Records contained in a dataset:
◆ ◆ ◆ ◆ ◆ ◆ ◆
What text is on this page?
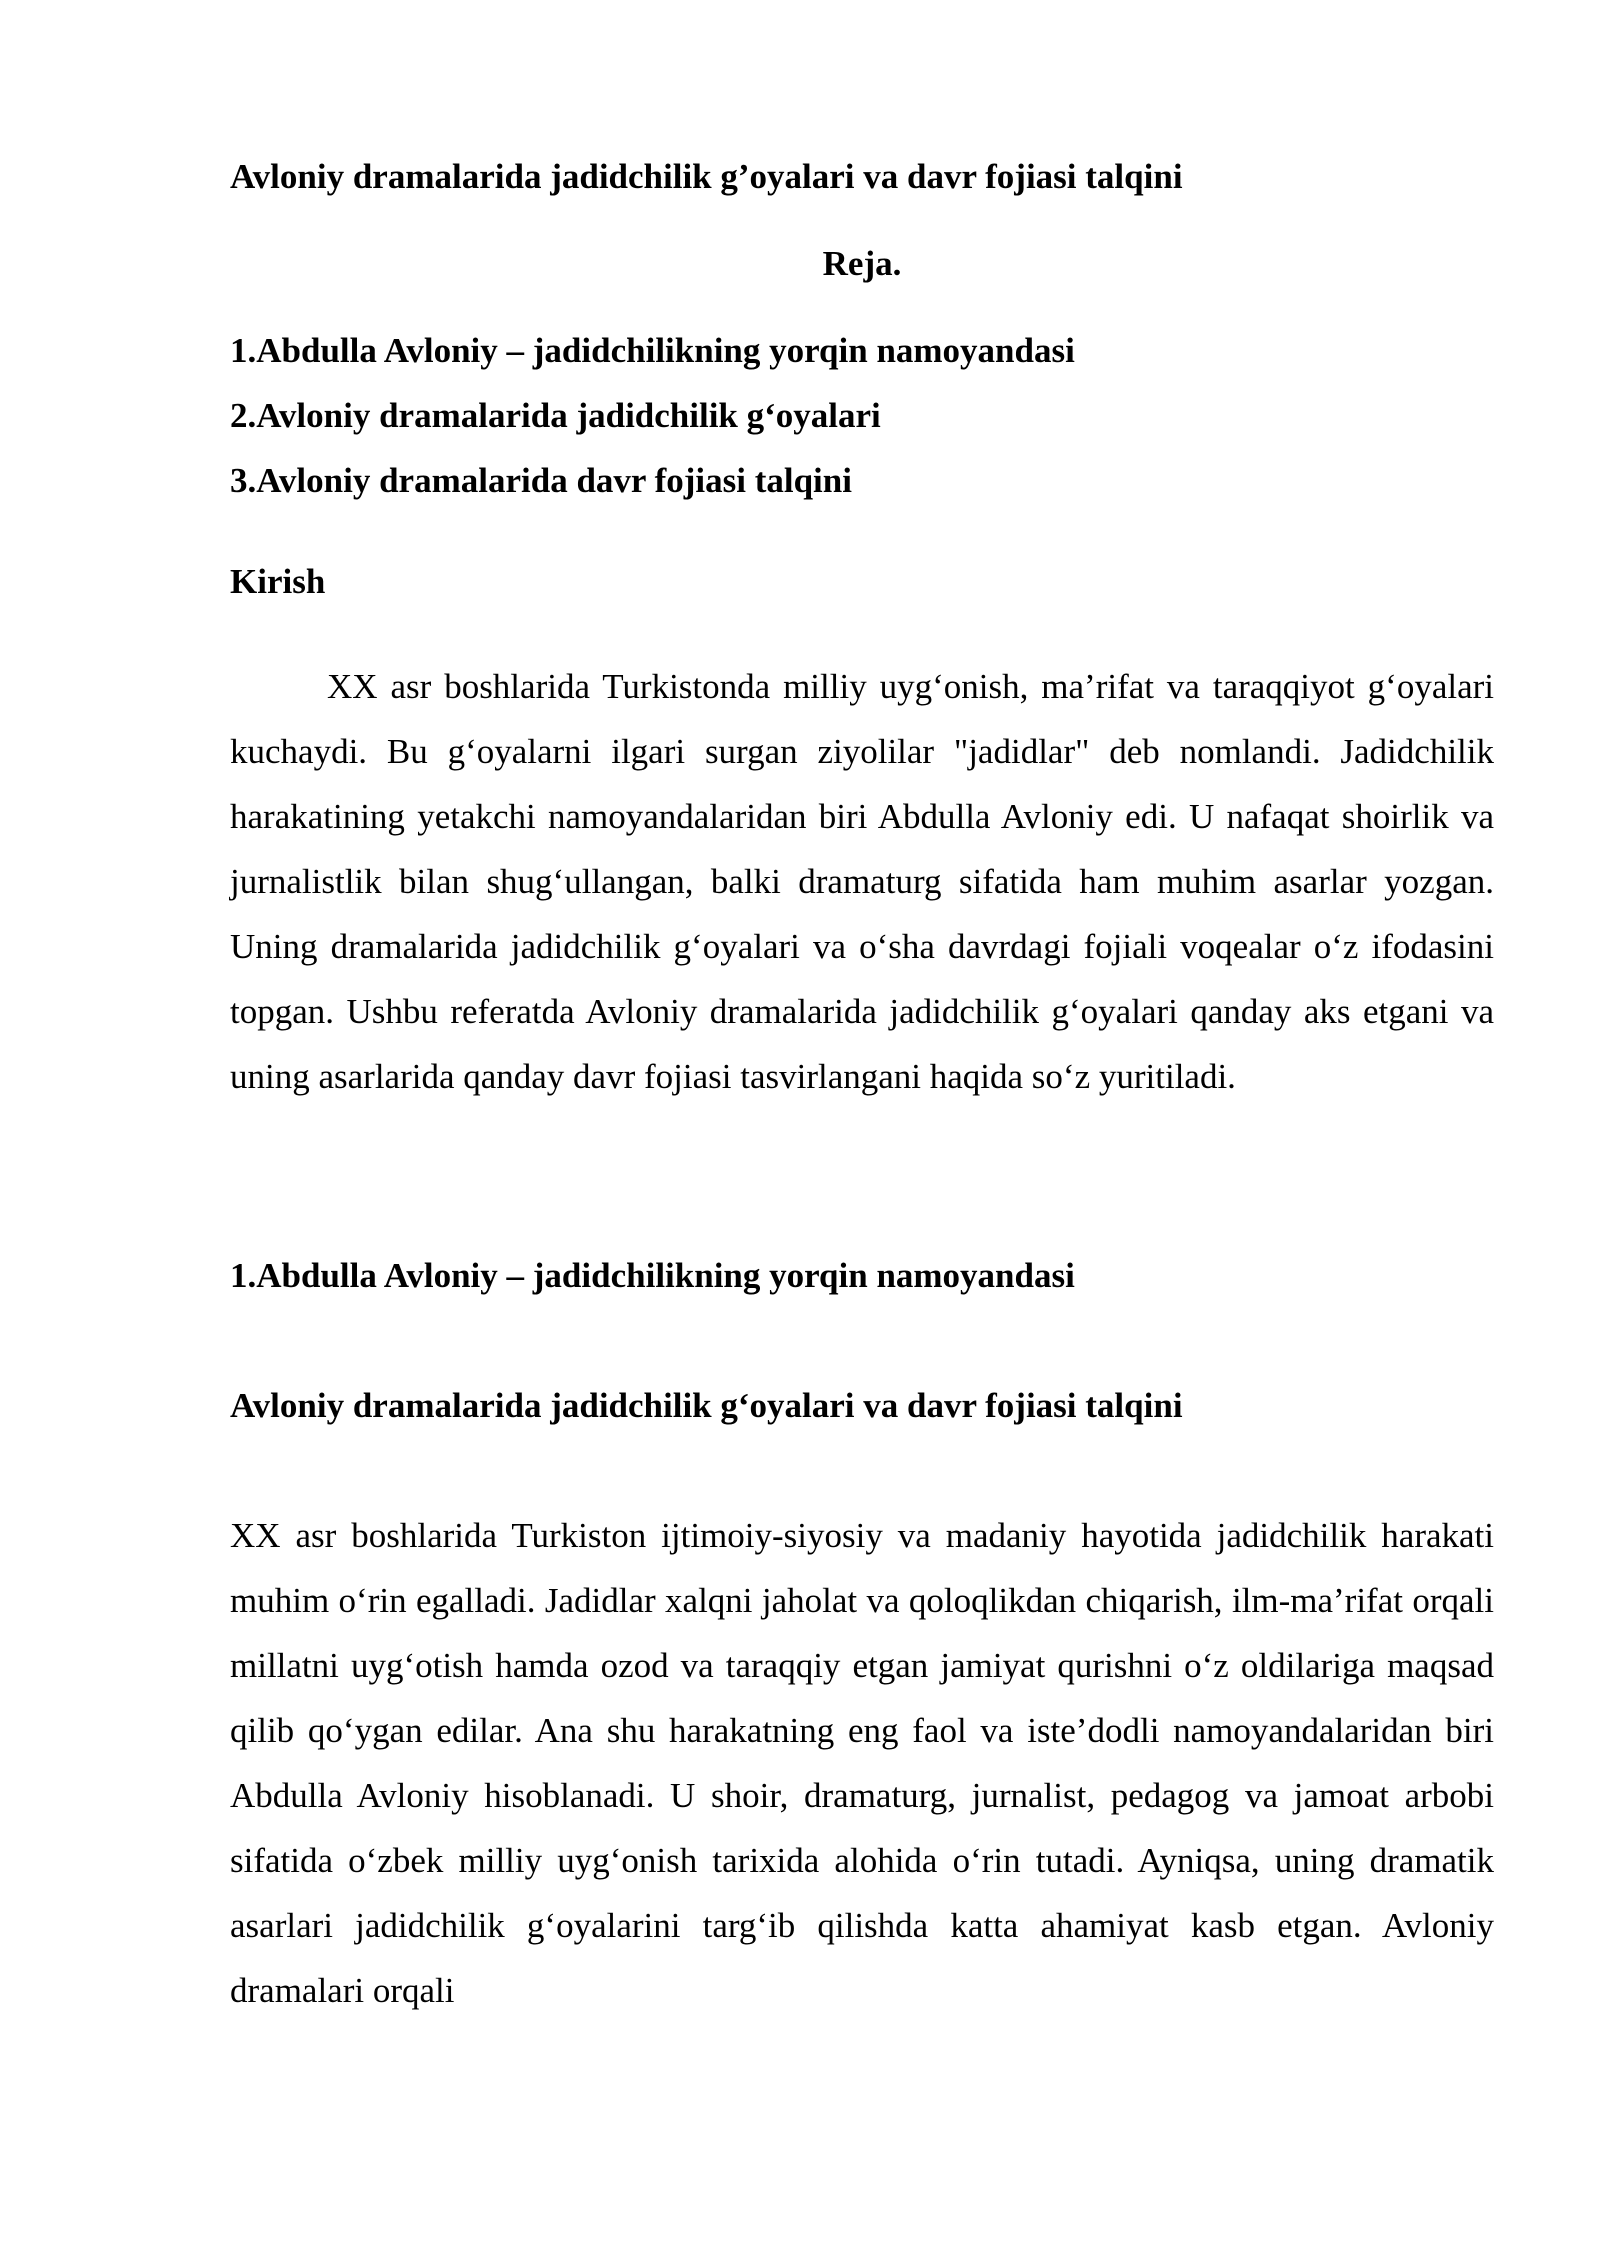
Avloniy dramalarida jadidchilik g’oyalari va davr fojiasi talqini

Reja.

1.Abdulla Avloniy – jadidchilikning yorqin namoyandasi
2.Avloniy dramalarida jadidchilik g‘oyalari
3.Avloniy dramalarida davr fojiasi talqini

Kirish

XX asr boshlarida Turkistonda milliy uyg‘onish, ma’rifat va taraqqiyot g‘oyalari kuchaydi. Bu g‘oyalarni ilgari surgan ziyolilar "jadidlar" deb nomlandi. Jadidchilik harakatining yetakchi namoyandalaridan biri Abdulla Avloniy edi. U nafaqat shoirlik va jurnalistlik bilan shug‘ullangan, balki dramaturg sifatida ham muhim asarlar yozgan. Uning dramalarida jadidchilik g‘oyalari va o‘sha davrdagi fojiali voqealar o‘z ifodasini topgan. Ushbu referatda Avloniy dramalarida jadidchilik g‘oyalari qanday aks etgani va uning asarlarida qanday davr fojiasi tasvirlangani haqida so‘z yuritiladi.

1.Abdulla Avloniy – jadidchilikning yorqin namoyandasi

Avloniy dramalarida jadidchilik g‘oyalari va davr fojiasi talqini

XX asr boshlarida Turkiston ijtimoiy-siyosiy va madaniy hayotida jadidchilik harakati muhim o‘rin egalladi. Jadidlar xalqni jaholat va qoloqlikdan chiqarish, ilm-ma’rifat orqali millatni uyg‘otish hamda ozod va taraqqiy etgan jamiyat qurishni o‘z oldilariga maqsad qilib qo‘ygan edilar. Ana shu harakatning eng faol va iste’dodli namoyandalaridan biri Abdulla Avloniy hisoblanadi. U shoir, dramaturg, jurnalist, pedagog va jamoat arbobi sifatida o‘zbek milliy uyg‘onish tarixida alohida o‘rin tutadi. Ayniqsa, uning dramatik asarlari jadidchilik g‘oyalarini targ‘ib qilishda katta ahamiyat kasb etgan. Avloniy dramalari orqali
◆ ◆ ◆ ◆ ◆ ◆ ◆
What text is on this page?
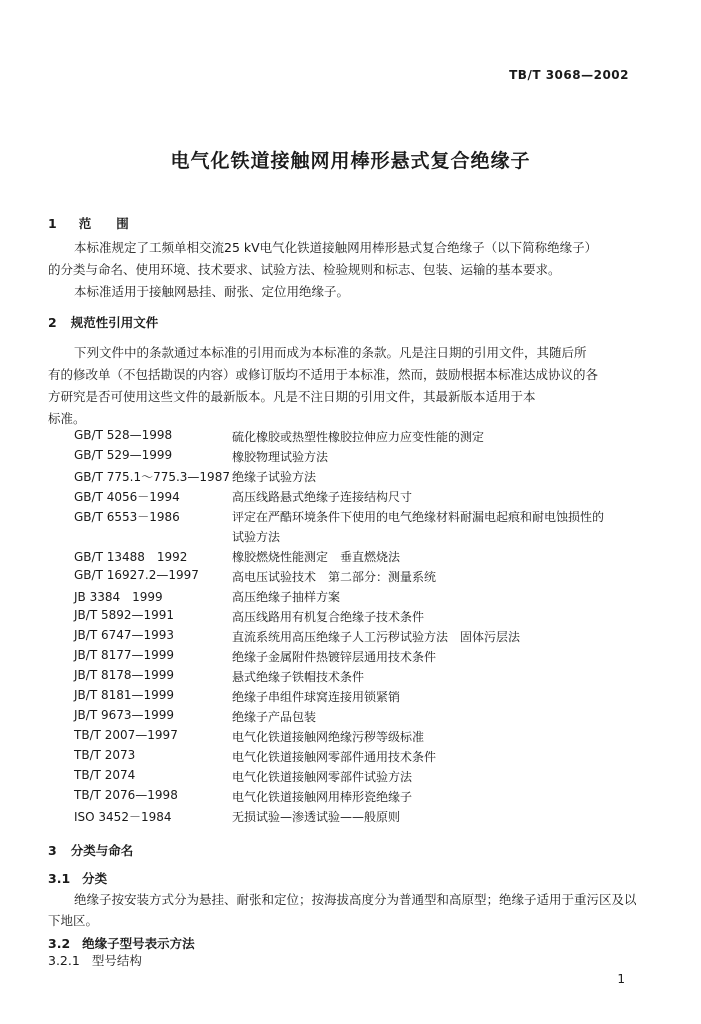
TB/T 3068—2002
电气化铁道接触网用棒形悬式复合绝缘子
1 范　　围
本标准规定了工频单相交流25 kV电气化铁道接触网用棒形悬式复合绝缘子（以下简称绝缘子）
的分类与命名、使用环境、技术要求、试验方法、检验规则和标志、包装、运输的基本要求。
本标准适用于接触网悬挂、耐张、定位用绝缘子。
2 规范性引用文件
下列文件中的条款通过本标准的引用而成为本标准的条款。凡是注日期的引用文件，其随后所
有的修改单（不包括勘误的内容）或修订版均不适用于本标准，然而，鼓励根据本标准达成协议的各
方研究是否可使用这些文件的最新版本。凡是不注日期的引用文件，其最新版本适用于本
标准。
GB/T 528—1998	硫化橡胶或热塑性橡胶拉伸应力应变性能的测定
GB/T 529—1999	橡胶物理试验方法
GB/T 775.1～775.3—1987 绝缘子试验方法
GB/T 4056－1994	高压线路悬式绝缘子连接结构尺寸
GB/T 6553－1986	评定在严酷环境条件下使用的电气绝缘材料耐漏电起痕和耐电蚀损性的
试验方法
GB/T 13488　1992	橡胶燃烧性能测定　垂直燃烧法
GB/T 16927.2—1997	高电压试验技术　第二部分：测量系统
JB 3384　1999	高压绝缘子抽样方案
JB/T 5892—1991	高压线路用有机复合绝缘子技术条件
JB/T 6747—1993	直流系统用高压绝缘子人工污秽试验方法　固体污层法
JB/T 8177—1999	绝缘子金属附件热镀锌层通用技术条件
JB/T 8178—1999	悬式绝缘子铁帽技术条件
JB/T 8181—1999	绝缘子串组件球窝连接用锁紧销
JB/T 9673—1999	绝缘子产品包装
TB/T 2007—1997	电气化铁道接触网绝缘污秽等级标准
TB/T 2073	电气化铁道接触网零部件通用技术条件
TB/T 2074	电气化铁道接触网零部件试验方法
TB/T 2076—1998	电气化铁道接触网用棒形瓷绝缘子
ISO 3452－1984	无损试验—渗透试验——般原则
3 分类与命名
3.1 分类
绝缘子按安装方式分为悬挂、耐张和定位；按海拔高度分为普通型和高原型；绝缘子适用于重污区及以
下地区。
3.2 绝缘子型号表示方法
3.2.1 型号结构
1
◆ ◆ ◆ ◆ ◆ ◆ ◆
Report only a number: how many lines in the material above contain the string "talqini".

3